[STATED EXERCISE]: Extract the complete data exactly as given.

---------- DATA RECORDS

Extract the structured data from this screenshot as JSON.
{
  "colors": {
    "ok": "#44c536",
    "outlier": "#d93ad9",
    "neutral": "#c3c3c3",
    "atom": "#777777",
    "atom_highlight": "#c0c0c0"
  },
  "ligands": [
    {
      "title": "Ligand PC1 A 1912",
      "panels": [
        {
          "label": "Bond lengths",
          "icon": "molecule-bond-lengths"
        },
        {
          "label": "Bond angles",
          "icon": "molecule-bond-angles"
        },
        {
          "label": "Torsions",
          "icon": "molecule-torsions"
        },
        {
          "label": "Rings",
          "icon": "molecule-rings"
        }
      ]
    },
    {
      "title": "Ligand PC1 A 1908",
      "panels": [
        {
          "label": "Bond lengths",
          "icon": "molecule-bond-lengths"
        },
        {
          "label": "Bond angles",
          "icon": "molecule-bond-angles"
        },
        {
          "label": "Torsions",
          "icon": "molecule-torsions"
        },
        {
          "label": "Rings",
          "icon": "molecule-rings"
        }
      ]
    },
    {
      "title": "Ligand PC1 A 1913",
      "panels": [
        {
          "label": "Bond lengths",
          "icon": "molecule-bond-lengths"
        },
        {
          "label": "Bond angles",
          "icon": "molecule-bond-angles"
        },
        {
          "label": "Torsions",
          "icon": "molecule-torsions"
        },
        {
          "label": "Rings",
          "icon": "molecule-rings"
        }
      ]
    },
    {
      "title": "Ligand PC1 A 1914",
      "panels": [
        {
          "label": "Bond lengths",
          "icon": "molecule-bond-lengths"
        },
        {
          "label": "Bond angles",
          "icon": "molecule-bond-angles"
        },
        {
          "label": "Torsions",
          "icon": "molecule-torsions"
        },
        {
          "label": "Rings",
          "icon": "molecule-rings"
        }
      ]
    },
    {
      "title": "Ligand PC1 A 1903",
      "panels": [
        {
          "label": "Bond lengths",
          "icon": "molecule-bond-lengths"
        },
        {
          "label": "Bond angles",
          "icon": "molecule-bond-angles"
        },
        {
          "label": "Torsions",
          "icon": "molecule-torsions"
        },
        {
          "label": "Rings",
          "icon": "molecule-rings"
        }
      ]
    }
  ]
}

--------------------

[THE REPLY]:
Extract the structured data from this screenshot as JSON.
{
  "colors": {
    "ok": "#44c536",
    "outlier": "#d93ad9",
    "neutral": "#c3c3c3",
    "atom": "#777777",
    "atom_highlight": "#c0c0c0"
  },
  "ligands": [
    {
      "title": "Ligand PC1 A 1912",
      "panels": [
        {
          "label": "Bond lengths",
          "icon": "molecule-bond-lengths"
        },
        {
          "label": "Bond angles",
          "icon": "molecule-bond-angles"
        },
        {
          "label": "Torsions",
          "icon": "molecule-torsions"
        },
        {
          "label": "Rings",
          "icon": "molecule-rings"
        }
      ]
    },
    {
      "title": "Ligand PC1 A 1908",
      "panels": [
        {
          "label": "Bond lengths",
          "icon": "molecule-bond-lengths"
        },
        {
          "label": "Bond angles",
          "icon": "molecule-bond-angles"
        },
        {
          "label": "Torsions",
          "icon": "molecule-torsions"
        },
        {
          "label": "Rings",
          "icon": "molecule-rings"
        }
      ]
    },
    {
      "title": "Ligand PC1 A 1913",
      "panels": [
        {
          "label": "Bond lengths",
          "icon": "molecule-bond-lengths"
        },
        {
          "label": "Bond angles",
          "icon": "molecule-bond-angles"
        },
        {
          "label": "Torsions",
          "icon": "molecule-torsions"
        },
        {
          "label": "Rings",
          "icon": "molecule-rings"
        }
      ]
    },
    {
      "title": "Ligand PC1 A 1914",
      "panels": [
        {
          "label": "Bond lengths",
          "icon": "molecule-bond-lengths"
        },
        {
          "label": "Bond angles",
          "icon": "molecule-bond-angles"
        },
        {
          "label": "Torsions",
          "icon": "molecule-torsions"
        },
        {
          "label": "Rings",
          "icon": "molecule-rings"
        }
      ]
    },
    {
      "title": "Ligand PC1 A 1903",
      "panels": [
        {
          "label": "Bond lengths",
          "icon": "molecule-bond-lengths"
        },
        {
          "label": "Bond angles",
          "icon": "molecule-bond-angles"
        },
        {
          "label": "Torsions",
          "icon": "molecule-torsions"
        },
        {
          "label": "Rings",
          "icon": "molecule-rings"
        }
      ]
    }
  ]
}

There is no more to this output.